== RECORD EXTRACTS

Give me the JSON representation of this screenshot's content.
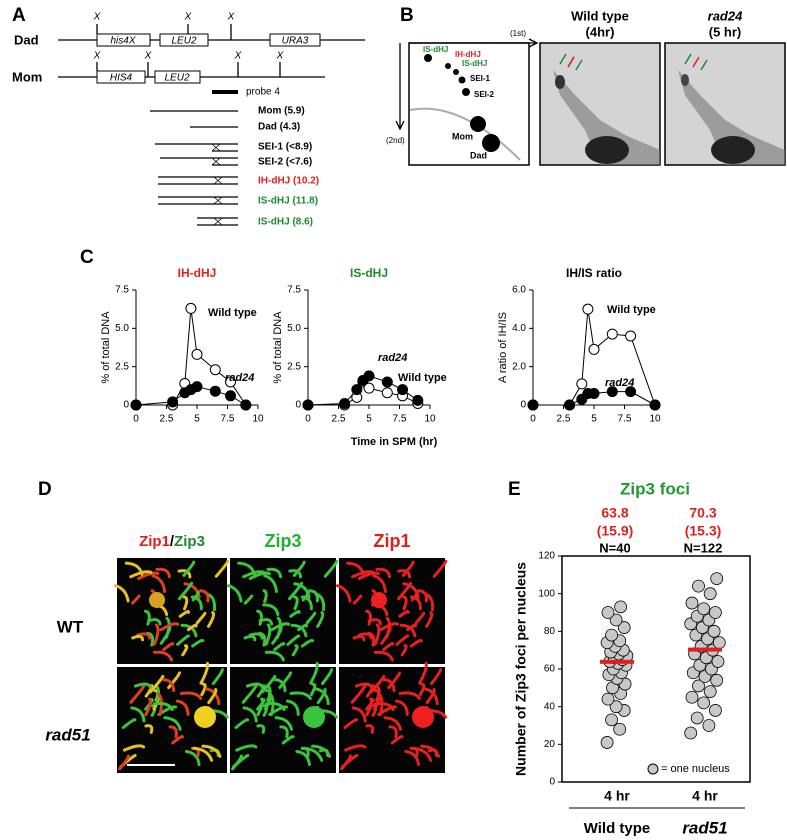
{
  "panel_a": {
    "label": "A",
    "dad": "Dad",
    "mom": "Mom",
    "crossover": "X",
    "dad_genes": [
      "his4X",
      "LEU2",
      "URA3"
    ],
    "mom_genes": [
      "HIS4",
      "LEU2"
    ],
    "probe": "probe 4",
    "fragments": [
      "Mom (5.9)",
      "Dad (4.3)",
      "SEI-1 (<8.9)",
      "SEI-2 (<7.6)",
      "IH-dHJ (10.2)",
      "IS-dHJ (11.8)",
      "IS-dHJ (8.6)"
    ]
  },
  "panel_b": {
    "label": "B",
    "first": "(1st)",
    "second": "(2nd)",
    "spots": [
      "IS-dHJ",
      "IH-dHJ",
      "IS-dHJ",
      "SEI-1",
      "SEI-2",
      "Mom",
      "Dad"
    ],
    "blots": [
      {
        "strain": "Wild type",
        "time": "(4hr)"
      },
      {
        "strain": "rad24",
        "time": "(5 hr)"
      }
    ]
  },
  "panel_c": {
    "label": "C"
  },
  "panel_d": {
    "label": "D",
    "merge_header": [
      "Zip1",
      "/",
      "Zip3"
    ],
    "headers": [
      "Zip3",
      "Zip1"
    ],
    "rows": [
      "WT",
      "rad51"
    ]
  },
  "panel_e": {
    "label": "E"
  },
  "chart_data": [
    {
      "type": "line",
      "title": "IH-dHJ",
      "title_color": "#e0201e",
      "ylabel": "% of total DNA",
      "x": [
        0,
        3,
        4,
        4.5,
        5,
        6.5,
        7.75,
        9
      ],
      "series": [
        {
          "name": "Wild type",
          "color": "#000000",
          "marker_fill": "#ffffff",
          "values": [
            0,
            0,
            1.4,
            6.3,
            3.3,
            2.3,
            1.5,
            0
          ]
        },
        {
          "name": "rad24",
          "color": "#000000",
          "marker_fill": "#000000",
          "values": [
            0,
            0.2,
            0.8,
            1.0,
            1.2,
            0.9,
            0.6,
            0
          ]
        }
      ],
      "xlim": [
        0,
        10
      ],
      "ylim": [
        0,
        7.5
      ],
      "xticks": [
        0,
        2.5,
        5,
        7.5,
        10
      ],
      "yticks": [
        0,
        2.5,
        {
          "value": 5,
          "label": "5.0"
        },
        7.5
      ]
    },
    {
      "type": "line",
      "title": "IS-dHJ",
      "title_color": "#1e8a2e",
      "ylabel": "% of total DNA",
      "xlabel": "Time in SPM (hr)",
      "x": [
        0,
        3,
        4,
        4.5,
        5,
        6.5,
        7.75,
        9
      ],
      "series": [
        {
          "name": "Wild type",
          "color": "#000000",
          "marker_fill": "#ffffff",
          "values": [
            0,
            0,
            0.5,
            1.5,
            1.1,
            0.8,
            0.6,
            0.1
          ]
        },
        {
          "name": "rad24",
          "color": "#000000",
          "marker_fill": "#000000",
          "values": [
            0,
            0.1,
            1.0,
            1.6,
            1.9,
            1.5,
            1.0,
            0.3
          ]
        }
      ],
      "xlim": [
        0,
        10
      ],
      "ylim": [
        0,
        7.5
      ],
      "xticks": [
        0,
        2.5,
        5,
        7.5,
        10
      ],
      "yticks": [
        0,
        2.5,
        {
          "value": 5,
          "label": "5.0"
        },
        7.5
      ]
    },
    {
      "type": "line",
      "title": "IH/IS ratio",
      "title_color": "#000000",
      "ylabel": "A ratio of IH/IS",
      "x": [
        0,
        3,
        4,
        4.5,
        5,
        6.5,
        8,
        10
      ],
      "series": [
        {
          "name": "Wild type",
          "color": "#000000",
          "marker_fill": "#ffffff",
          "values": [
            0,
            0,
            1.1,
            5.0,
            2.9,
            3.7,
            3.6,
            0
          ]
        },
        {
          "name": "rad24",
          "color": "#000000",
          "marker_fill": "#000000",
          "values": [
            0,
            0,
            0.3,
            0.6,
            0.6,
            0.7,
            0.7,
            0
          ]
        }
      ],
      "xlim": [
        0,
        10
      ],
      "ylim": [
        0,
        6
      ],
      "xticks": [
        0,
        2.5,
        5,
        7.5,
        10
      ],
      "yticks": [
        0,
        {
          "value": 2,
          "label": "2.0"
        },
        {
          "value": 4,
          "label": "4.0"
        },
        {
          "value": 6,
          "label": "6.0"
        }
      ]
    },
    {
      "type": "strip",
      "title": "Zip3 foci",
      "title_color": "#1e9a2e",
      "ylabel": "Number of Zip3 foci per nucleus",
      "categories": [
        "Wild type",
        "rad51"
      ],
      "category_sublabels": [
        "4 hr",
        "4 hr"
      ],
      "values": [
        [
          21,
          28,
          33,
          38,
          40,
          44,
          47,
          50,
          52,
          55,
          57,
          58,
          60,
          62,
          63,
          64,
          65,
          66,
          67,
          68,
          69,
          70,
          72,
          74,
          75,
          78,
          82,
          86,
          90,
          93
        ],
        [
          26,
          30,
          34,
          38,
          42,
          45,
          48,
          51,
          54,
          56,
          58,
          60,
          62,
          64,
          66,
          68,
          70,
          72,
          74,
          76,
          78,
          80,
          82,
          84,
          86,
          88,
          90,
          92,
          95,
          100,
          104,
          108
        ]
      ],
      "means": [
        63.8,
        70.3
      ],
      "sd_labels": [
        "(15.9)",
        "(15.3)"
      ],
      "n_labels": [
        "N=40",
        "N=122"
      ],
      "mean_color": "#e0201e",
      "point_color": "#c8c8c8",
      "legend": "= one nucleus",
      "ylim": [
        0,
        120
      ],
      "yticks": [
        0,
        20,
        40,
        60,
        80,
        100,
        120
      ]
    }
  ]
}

====

PROBLEM TO WORK ON: Set down the records again verbatim, with no pictures.

TASK RESPONSE:
Give me the JSON representation of this screenshot's content.
{
  "panel_a": {
    "label": "A",
    "dad": "Dad",
    "mom": "Mom",
    "crossover": "X",
    "dad_genes": [
      "his4X",
      "LEU2",
      "URA3"
    ],
    "mom_genes": [
      "HIS4",
      "LEU2"
    ],
    "probe": "probe 4",
    "fragments": [
      "Mom (5.9)",
      "Dad (4.3)",
      "SEI-1 (<8.9)",
      "SEI-2 (<7.6)",
      "IH-dHJ (10.2)",
      "IS-dHJ (11.8)",
      "IS-dHJ (8.6)"
    ]
  },
  "panel_b": {
    "label": "B",
    "first": "(1st)",
    "second": "(2nd)",
    "spots": [
      "IS-dHJ",
      "IH-dHJ",
      "IS-dHJ",
      "SEI-1",
      "SEI-2",
      "Mom",
      "Dad"
    ],
    "blots": [
      {
        "strain": "Wild type",
        "time": "(4hr)"
      },
      {
        "strain": "rad24",
        "time": "(5 hr)"
      }
    ]
  },
  "panel_c": {
    "label": "C"
  },
  "panel_d": {
    "label": "D",
    "merge_header": [
      "Zip1",
      "/",
      "Zip3"
    ],
    "headers": [
      "Zip3",
      "Zip1"
    ],
    "rows": [
      "WT",
      "rad51"
    ]
  },
  "panel_e": {
    "label": "E"
  },
  "chart_data": [
    {
      "type": "line",
      "title": "IH-dHJ",
      "title_color": "#e0201e",
      "ylabel": "% of total DNA",
      "x": [
        0,
        3,
        4,
        4.5,
        5,
        6.5,
        7.75,
        9
      ],
      "series": [
        {
          "name": "Wild type",
          "color": "#000000",
          "marker_fill": "#ffffff",
          "values": [
            0,
            0,
            1.4,
            6.3,
            3.3,
            2.3,
            1.5,
            0
          ]
        },
        {
          "name": "rad24",
          "color": "#000000",
          "marker_fill": "#000000",
          "values": [
            0,
            0.2,
            0.8,
            1.0,
            1.2,
            0.9,
            0.6,
            0
          ]
        }
      ],
      "xlim": [
        0,
        10
      ],
      "ylim": [
        0,
        7.5
      ],
      "xticks": [
        0,
        2.5,
        5,
        7.5,
        10
      ],
      "yticks": [
        0,
        2.5,
        {
          "value": 5,
          "label": "5.0"
        },
        7.5
      ]
    },
    {
      "type": "line",
      "title": "IS-dHJ",
      "title_color": "#1e8a2e",
      "ylabel": "% of total DNA",
      "xlabel": "Time in SPM (hr)",
      "x": [
        0,
        3,
        4,
        4.5,
        5,
        6.5,
        7.75,
        9
      ],
      "series": [
        {
          "name": "Wild type",
          "color": "#000000",
          "marker_fill": "#ffffff",
          "values": [
            0,
            0,
            0.5,
            1.5,
            1.1,
            0.8,
            0.6,
            0.1
          ]
        },
        {
          "name": "rad24",
          "color": "#000000",
          "marker_fill": "#000000",
          "values": [
            0,
            0.1,
            1.0,
            1.6,
            1.9,
            1.5,
            1.0,
            0.3
          ]
        }
      ],
      "xlim": [
        0,
        10
      ],
      "ylim": [
        0,
        7.5
      ],
      "xticks": [
        0,
        2.5,
        5,
        7.5,
        10
      ],
      "yticks": [
        0,
        2.5,
        {
          "value": 5,
          "label": "5.0"
        },
        7.5
      ]
    },
    {
      "type": "line",
      "title": "IH/IS ratio",
      "title_color": "#000000",
      "ylabel": "A ratio of IH/IS",
      "x": [
        0,
        3,
        4,
        4.5,
        5,
        6.5,
        8,
        10
      ],
      "series": [
        {
          "name": "Wild type",
          "color": "#000000",
          "marker_fill": "#ffffff",
          "values": [
            0,
            0,
            1.1,
            5.0,
            2.9,
            3.7,
            3.6,
            0
          ]
        },
        {
          "name": "rad24",
          "color": "#000000",
          "marker_fill": "#000000",
          "values": [
            0,
            0,
            0.3,
            0.6,
            0.6,
            0.7,
            0.7,
            0
          ]
        }
      ],
      "xlim": [
        0,
        10
      ],
      "ylim": [
        0,
        6
      ],
      "xticks": [
        0,
        2.5,
        5,
        7.5,
        10
      ],
      "yticks": [
        0,
        {
          "value": 2,
          "label": "2.0"
        },
        {
          "value": 4,
          "label": "4.0"
        },
        {
          "value": 6,
          "label": "6.0"
        }
      ]
    },
    {
      "type": "strip",
      "title": "Zip3 foci",
      "title_color": "#1e9a2e",
      "ylabel": "Number of Zip3 foci per nucleus",
      "categories": [
        "Wild type",
        "rad51"
      ],
      "category_sublabels": [
        "4 hr",
        "4 hr"
      ],
      "values": [
        [
          21,
          28,
          33,
          38,
          40,
          44,
          47,
          50,
          52,
          55,
          57,
          58,
          60,
          62,
          63,
          64,
          65,
          66,
          67,
          68,
          69,
          70,
          72,
          74,
          75,
          78,
          82,
          86,
          90,
          93
        ],
        [
          26,
          30,
          34,
          38,
          42,
          45,
          48,
          51,
          54,
          56,
          58,
          60,
          62,
          64,
          66,
          68,
          70,
          72,
          74,
          76,
          78,
          80,
          82,
          84,
          86,
          88,
          90,
          92,
          95,
          100,
          104,
          108
        ]
      ],
      "means": [
        63.8,
        70.3
      ],
      "sd_labels": [
        "(15.9)",
        "(15.3)"
      ],
      "n_labels": [
        "N=40",
        "N=122"
      ],
      "mean_color": "#e0201e",
      "point_color": "#c8c8c8",
      "legend": "= one nucleus",
      "ylim": [
        0,
        120
      ],
      "yticks": [
        0,
        20,
        40,
        60,
        80,
        100,
        120
      ]
    }
  ]
}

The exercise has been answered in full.